Problem requirements.
Using the listing below, report all lines holding the word "每位党员都要活到老".

Data for this task.

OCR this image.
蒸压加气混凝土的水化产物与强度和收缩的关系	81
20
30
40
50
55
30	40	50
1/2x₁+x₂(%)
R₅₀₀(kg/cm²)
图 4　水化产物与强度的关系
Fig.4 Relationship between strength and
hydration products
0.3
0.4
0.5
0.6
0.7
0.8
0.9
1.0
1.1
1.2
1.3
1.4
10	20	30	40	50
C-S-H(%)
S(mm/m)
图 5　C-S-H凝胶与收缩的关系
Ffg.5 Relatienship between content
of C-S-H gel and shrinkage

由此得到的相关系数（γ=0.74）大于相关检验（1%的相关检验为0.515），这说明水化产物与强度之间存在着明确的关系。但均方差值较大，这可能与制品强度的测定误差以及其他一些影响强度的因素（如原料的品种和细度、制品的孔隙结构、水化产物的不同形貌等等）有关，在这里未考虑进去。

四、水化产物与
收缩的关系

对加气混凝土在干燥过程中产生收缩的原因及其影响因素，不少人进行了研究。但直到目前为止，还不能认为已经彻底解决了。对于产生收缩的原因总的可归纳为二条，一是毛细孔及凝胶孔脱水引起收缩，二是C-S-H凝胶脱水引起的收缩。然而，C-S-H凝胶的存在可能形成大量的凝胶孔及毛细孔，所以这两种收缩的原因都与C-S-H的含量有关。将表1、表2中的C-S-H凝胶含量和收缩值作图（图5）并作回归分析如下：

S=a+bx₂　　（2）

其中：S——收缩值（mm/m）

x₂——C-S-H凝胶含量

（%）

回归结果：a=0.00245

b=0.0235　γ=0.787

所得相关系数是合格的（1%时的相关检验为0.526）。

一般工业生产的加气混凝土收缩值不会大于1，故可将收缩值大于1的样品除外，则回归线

---

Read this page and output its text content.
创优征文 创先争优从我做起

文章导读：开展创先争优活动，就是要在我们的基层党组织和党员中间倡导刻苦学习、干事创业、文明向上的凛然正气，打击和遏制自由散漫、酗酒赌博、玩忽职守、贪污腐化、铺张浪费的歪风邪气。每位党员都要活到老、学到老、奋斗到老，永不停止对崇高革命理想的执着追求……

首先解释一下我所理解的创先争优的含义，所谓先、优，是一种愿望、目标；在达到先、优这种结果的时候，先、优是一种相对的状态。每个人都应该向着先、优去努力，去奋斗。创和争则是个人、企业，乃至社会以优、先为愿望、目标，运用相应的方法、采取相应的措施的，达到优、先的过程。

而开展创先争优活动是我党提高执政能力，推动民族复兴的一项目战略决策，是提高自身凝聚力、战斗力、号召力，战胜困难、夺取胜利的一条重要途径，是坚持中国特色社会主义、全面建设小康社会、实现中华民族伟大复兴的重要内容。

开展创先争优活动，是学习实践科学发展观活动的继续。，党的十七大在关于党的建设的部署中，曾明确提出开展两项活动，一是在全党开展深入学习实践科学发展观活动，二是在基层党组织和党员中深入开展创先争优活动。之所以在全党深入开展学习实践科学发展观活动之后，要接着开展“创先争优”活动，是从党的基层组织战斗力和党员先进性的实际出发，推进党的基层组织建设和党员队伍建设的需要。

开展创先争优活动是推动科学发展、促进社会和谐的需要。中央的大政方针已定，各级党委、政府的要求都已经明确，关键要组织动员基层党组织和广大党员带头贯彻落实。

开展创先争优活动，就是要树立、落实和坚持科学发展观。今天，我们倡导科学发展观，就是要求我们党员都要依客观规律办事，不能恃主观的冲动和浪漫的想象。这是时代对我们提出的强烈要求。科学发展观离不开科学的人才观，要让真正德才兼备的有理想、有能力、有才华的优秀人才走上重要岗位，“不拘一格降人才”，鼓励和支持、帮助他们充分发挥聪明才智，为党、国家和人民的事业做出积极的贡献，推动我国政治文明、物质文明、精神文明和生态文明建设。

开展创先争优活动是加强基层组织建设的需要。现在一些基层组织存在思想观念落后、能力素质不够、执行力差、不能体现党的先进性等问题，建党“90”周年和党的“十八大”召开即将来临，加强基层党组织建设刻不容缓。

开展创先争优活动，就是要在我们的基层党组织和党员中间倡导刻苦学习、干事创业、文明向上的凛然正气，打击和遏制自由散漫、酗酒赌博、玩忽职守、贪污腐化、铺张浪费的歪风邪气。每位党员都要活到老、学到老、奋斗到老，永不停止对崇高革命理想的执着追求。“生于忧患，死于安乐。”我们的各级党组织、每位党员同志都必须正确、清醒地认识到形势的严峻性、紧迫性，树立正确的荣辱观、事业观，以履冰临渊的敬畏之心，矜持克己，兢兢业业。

The answer.
文章导读：开展创先争优活动，就是要在我们的基层党组织和党员中间倡导刻苦学习、干事创业、文明向上的凛然正气，打击和遏制自由散漫、酗酒赌博、玩忽职守、贪污腐化、铺张浪费的歪风邪气。每位党员都要活到老、学到老、奋斗到老，永不停止对崇高革命理想的执着追求……
开展创先争优活动，就是要在我们的基层党组织和党员中间倡导刻苦学习、干事创业、文明向上的凛然正气，打击和遏制自由散漫、酗酒赌博、玩忽职守、贪污腐化、铺张浪费的歪风邪气。每位党员都要活到老、学到老、奋斗到老，永不停止对崇高革命理想的执着追求。“生于忧患，死于安乐。”我们的各级党组织、每位党员同志都必须正确、清醒地认识到形势的严峻性、紧迫性，树立正确的荣辱观、事业观，以履冰临渊的敬畏之心，矜持克己，兢兢业业。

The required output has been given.